- **TASK PROMPT**
Print the lines of the data from the line with "x-tick-label: Tala xyxy=(673,548,695,586)" to the line with "y-axis-left: 0 500", unchanged and including both of those lines.

[Recorded data]
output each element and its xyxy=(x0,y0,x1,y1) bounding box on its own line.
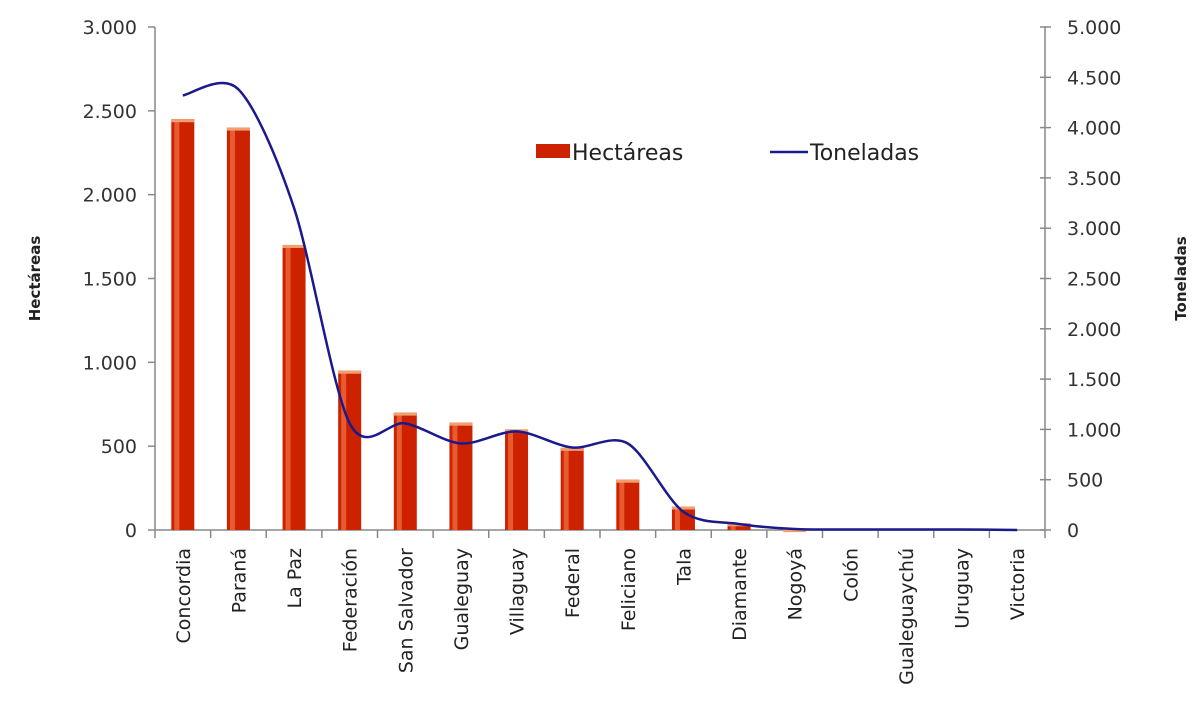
x-tick-label: Tala xyxy=(673,548,695,586)
bar-top xyxy=(783,529,807,533)
x-tick-label: Villaguay xyxy=(507,548,529,635)
bar-highlight xyxy=(674,506,680,530)
x-tick-label: Federación xyxy=(340,548,362,652)
bar-top xyxy=(393,412,417,416)
bar-top xyxy=(282,244,306,248)
x-tick-label: Nogoyá xyxy=(785,548,807,620)
y2-tick-label: 3.000 xyxy=(1067,218,1121,240)
legend: Hectáreas Toneladas xyxy=(536,141,919,166)
y-tick-label: 3.000 xyxy=(83,17,137,39)
x-tick-label: La Paz xyxy=(284,548,306,609)
x-tick-label: Federal xyxy=(562,548,584,618)
x-tick-label: Diamante xyxy=(729,548,751,641)
legend-label-hectareas: Hectáreas xyxy=(572,141,683,166)
bar-top xyxy=(449,422,473,426)
bar-top xyxy=(616,479,640,483)
x-tick-label: Colón xyxy=(840,548,862,602)
bar-highlight xyxy=(396,412,402,530)
y-axis-left: 0 500 1.000 1.500 2.000 2.500 3.000 xyxy=(83,17,156,542)
x-tick-label: Gualeguay xyxy=(451,548,473,650)
bar-top xyxy=(671,506,695,510)
y-axis-right: 0 500 1.000 1.500 2.000 2.500 3.000 3.500 4.000 4… xyxy=(1040,17,1121,542)
y2-tick-label: 1.000 xyxy=(1067,419,1121,441)
bar-highlight xyxy=(563,447,569,530)
x-tick-label: Concordia xyxy=(173,548,195,643)
line-series xyxy=(182,81,1018,532)
bar-top xyxy=(338,370,362,374)
legend-swatch-hectareas xyxy=(536,144,570,158)
bar-highlight xyxy=(285,244,291,530)
x-tick-label: Uruguay xyxy=(952,548,974,629)
y2-tick-label: 2.500 xyxy=(1067,269,1121,291)
y2-tick-label: 2.000 xyxy=(1067,319,1121,341)
bar-highlight xyxy=(229,127,235,530)
x-tick-label: Victoria xyxy=(1007,548,1029,620)
x-axis: Concordia Paraná La Paz Federación San Salva… xyxy=(154,529,1046,685)
bar-top xyxy=(226,127,250,131)
bar-highlight xyxy=(341,370,347,530)
y2-tick-label: 4.500 xyxy=(1067,67,1121,89)
bar xyxy=(727,523,751,530)
bar-highlight xyxy=(619,479,625,530)
bar-highlight xyxy=(730,523,736,530)
bar-series xyxy=(171,119,807,533)
x-tick-label: Gualeguaychú xyxy=(896,548,918,685)
y2-axis-title: Toneladas xyxy=(1172,236,1190,321)
y-tick-label: 1.500 xyxy=(83,269,137,291)
y2-tick-label: 0 xyxy=(1067,520,1079,542)
bar-highlight xyxy=(508,429,514,530)
bar-highlight xyxy=(174,119,180,530)
y-tick-label: 2.500 xyxy=(83,101,137,123)
legend-label-toneladas: Toneladas xyxy=(809,141,919,166)
y-tick-label: 1.000 xyxy=(83,352,137,374)
y2-tick-label: 5.000 xyxy=(1067,17,1121,39)
bar-top xyxy=(171,119,195,123)
y2-tick-label: 1.500 xyxy=(1067,369,1121,391)
y2-tick-label: 500 xyxy=(1067,470,1103,492)
bar-highlight xyxy=(452,422,458,530)
x-tick-label: San Salvador xyxy=(395,548,417,673)
y-axis-title: Hectáreas xyxy=(26,236,44,322)
y-tick-label: 500 xyxy=(101,436,137,458)
line-toneladas xyxy=(182,81,1018,532)
y-tick-label: 2.000 xyxy=(83,185,137,207)
x-tick-label: Feliciano xyxy=(618,548,640,631)
y2-tick-label: 3.500 xyxy=(1067,168,1121,190)
y-tick-label: 0 xyxy=(125,520,137,542)
bar-top xyxy=(560,447,584,451)
x-tick-label: Paraná xyxy=(228,548,250,613)
y2-tick-label: 4.000 xyxy=(1067,118,1121,140)
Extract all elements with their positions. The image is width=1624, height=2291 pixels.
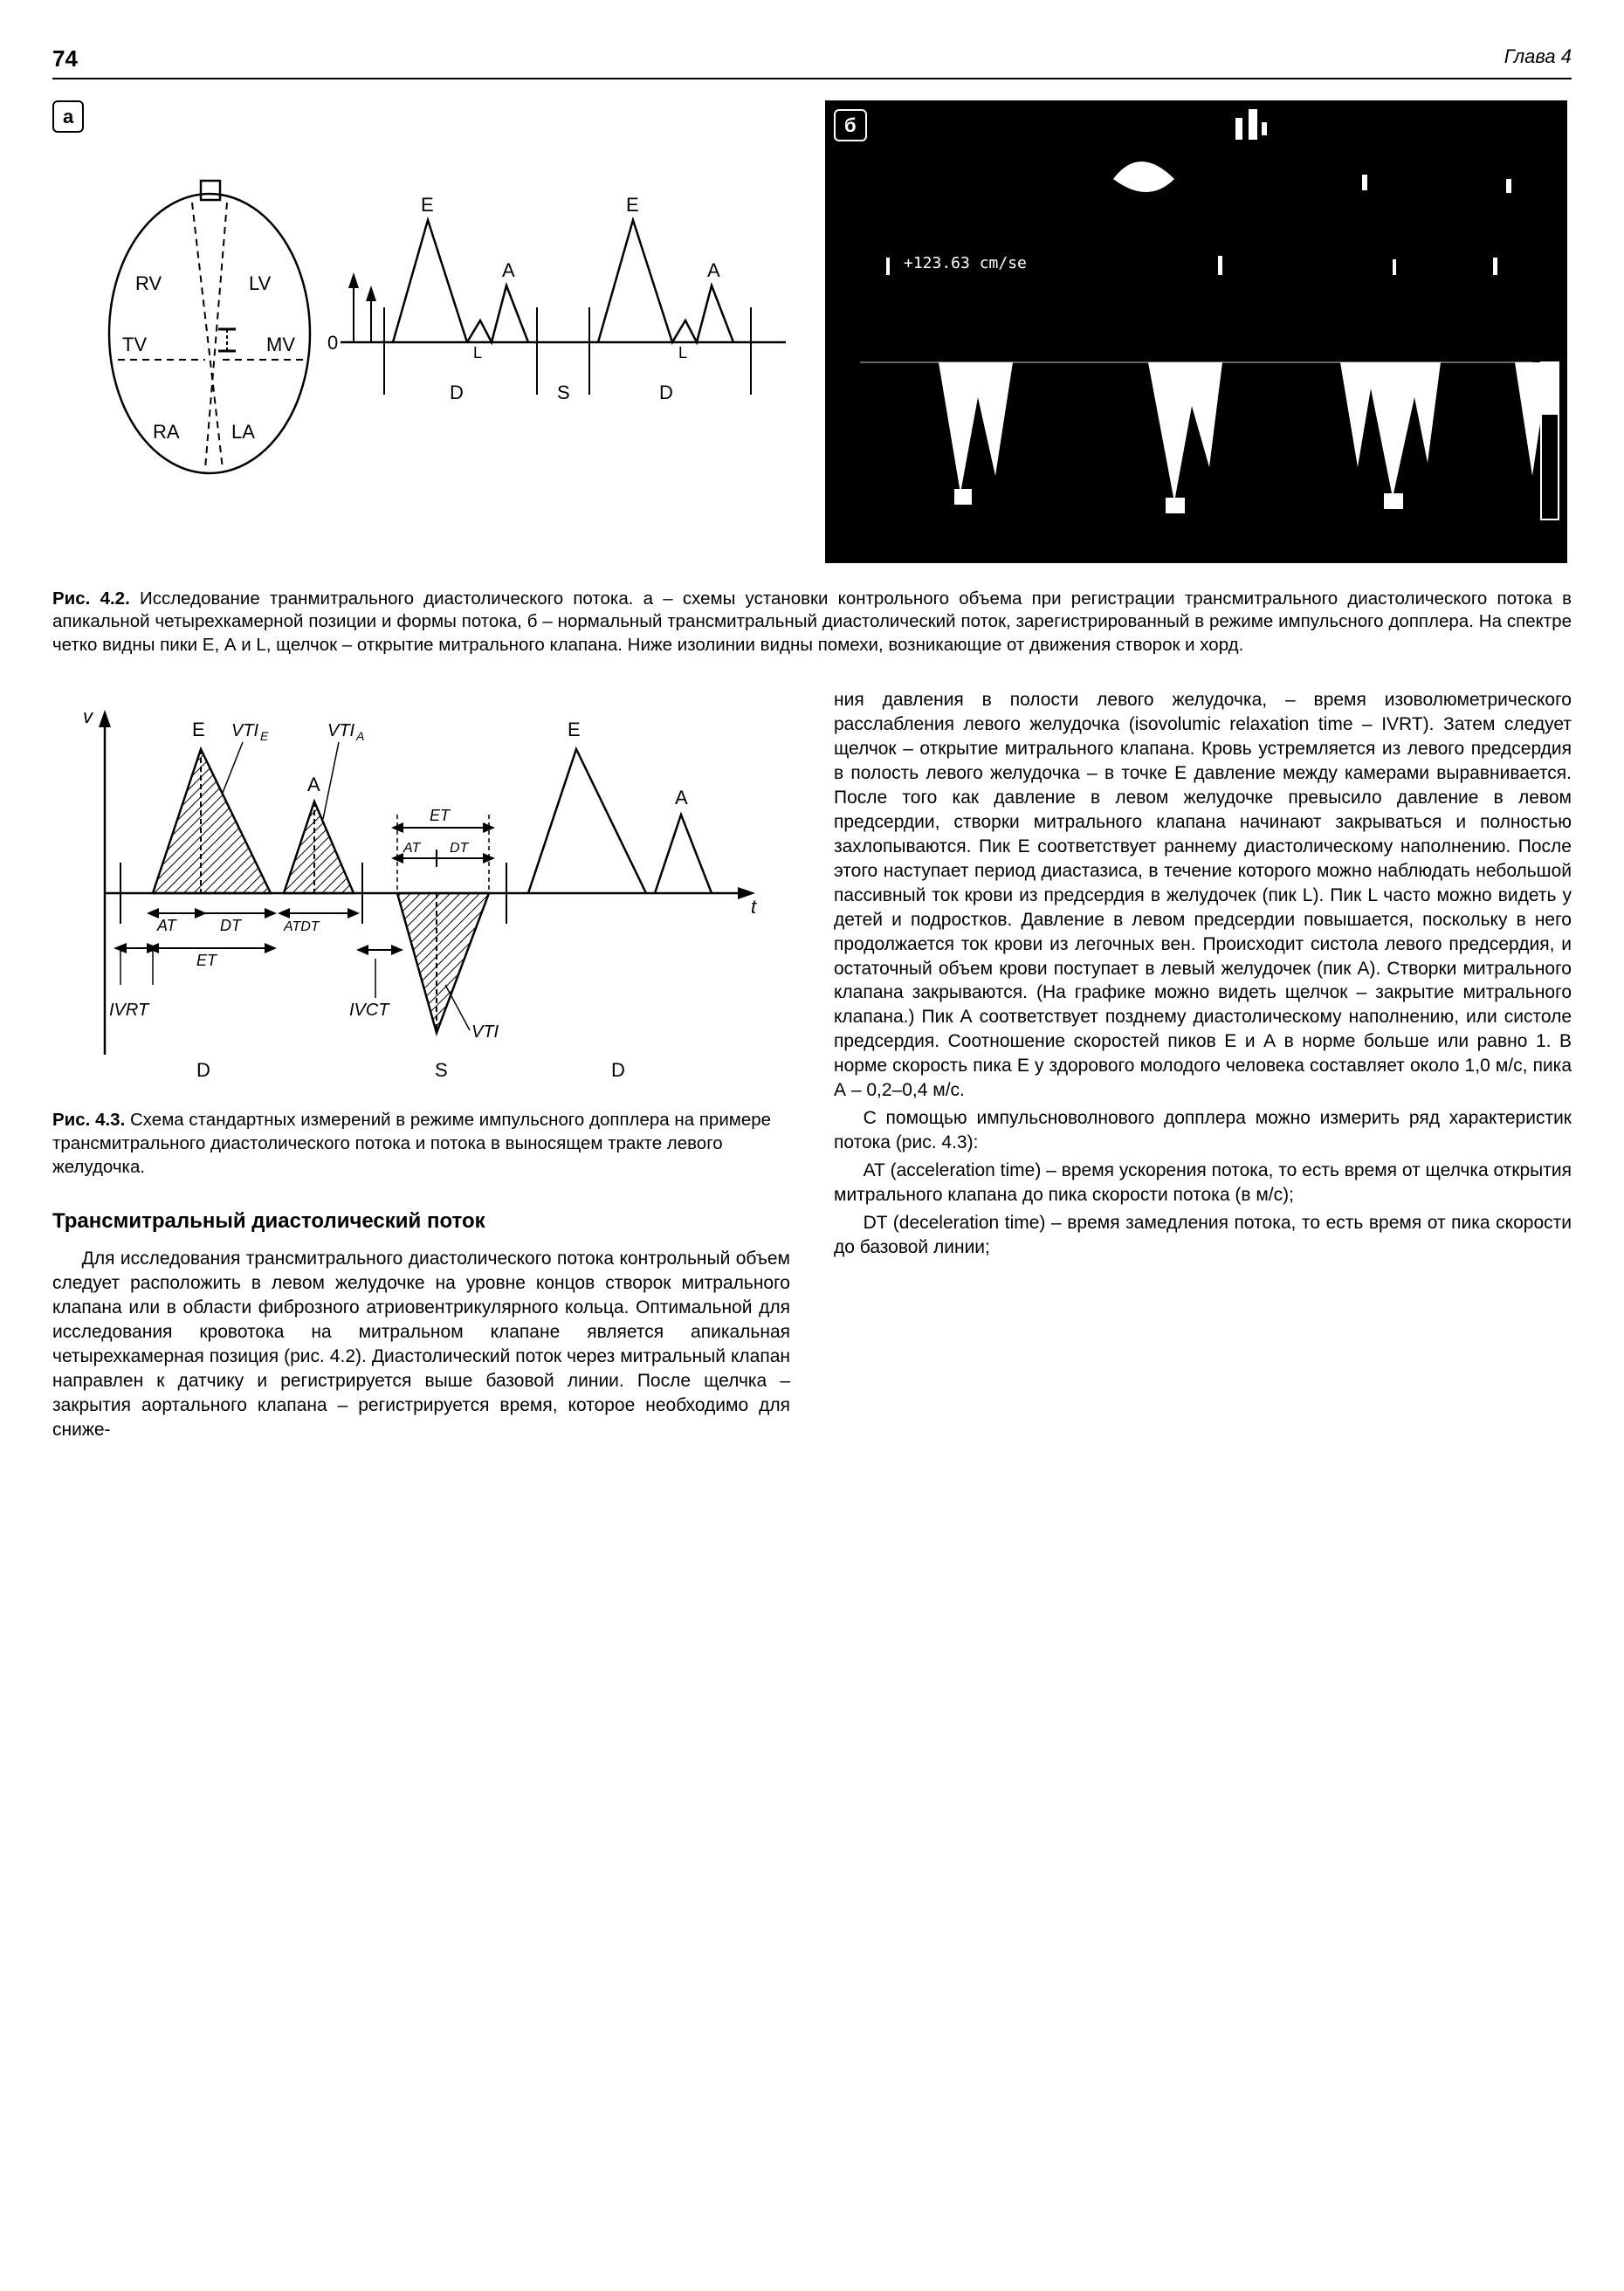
label-mv: MV (266, 334, 295, 355)
label-a3: A (675, 787, 688, 808)
left-column: v t IVRT E VTI E AT DT (52, 688, 790, 1445)
label-l1: L (473, 344, 482, 361)
fig42-text: Исследование транмитрального диастоличес… (52, 588, 1572, 655)
figure-4-2-panel-b: б +123.63 cm/se (825, 100, 1572, 570)
axis-v: v (83, 705, 94, 727)
body-p2: ния давления в полости левого желудочка,… (834, 688, 1572, 1103)
label-atdt: ATDT (283, 919, 320, 934)
label-ivrt: IVRT (109, 1001, 150, 1020)
doppler-svg (825, 100, 1567, 563)
figure-4-2-panel-a: а RV LV TV MV RA LA 0 (52, 100, 799, 506)
axis-t: t (751, 896, 757, 918)
fig42-label: Рис. 4.2. (52, 588, 130, 609)
label-d2: D (659, 382, 673, 403)
right-column: ния давления в полости левого желудочка,… (834, 688, 1572, 1445)
label-vtie: VTI (231, 721, 259, 740)
label-e2: E (626, 194, 639, 216)
body-p1: Для исследования трансмитрального диасто… (52, 1247, 790, 1441)
label-a: A (307, 774, 320, 795)
fig43-text: Схема стандартных измерений в режиме имп… (52, 1110, 771, 1176)
figure-4-3-caption: Рис. 4.3. Схема стандартных измерений в … (52, 1109, 790, 1179)
label-vti: VTI (471, 1022, 499, 1042)
label-s-bottom: S (435, 1059, 448, 1081)
label-rv: RV (135, 272, 162, 294)
label-d-bottom1: D (196, 1059, 210, 1081)
panel-tag-b: б (834, 109, 867, 141)
label-a1: A (502, 259, 515, 281)
label-e3: E (568, 719, 581, 740)
body-p4: АТ (acceleration time) – время ускорения… (834, 1159, 1572, 1207)
chapter-label: Глава 4 (1504, 44, 1572, 74)
doppler-overlay-text: +123.63 cm/se (904, 253, 1027, 274)
label-vtia: VTI (327, 721, 355, 740)
body-columns: v t IVRT E VTI E AT DT (52, 688, 1572, 1445)
label-ivct: IVCT (349, 1001, 390, 1020)
body-p5: DT (deceleration time) – время замедлени… (834, 1211, 1572, 1260)
label-a2: A (707, 259, 720, 281)
sub-a: A (355, 729, 364, 743)
label-dt1: DT (220, 917, 243, 934)
page-header: 74 Глава 4 (52, 44, 1572, 79)
label-zero: 0 (327, 332, 338, 354)
sub-e: E (260, 729, 269, 743)
figure-4-2-caption: Рис. 4.2. Исследование транмитрального д… (52, 588, 1572, 657)
section-heading: Трансмитральный диастолический поток (52, 1208, 790, 1235)
body-p3: С помощью импульсноволнового допплера мо… (834, 1106, 1572, 1155)
fig43-label: Рис. 4.3. (52, 1110, 125, 1130)
figure-4-2: а RV LV TV MV RA LA 0 (52, 100, 1572, 570)
label-dt2: DT (450, 841, 470, 856)
label-e1: E (421, 194, 434, 216)
label-et2: ET (430, 807, 451, 824)
label-ra: RA (153, 421, 180, 443)
label-tv: TV (122, 334, 147, 355)
fig43-svg: v t IVRT E VTI E AT DT (52, 688, 768, 1090)
label-d-bottom2: D (611, 1059, 625, 1081)
label-lv: LV (249, 272, 272, 294)
label-l2: L (678, 344, 687, 361)
fig42-svg: RV LV TV MV RA LA 0 E L A D (52, 133, 795, 499)
panel-tag-a: а (52, 100, 84, 133)
label-et1: ET (196, 952, 218, 969)
label-la: LA (231, 421, 255, 443)
label-at1: AT (156, 917, 178, 934)
label-e: E (192, 719, 205, 740)
page-number: 74 (52, 44, 78, 74)
label-s: S (557, 382, 570, 403)
label-d1: D (450, 382, 464, 403)
label-at2: AT (403, 841, 421, 856)
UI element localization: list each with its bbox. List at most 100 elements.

- **EXERCISE RESULT**
x-tick-label: Tala xyxy=(673,548,695,586)
bar-top xyxy=(783,529,807,533)
x-tick-label: Villaguay xyxy=(507,548,529,635)
bar-highlight xyxy=(674,506,680,530)
x-tick-label: Federación xyxy=(340,548,362,652)
bar-top xyxy=(393,412,417,416)
bar-top xyxy=(282,244,306,248)
x-tick-label: Nogoyá xyxy=(785,548,807,620)
y2-tick-label: 3.000 xyxy=(1067,218,1121,240)
legend: Hectáreas Toneladas xyxy=(536,141,919,166)
y-tick-label: 3.000 xyxy=(83,17,137,39)
x-tick-label: La Paz xyxy=(284,548,306,609)
x-tick-label: Federal xyxy=(562,548,584,618)
x-tick-label: Diamante xyxy=(729,548,751,641)
legend-label-hectareas: Hectáreas xyxy=(572,141,683,166)
bar-top xyxy=(449,422,473,426)
bar-top xyxy=(616,479,640,483)
x-tick-label: Colón xyxy=(840,548,862,602)
bar-highlight xyxy=(396,412,402,530)
y-axis-left: 0 500 1.000 1.500 2.000 2.500 3.000 xyxy=(83,17,156,542)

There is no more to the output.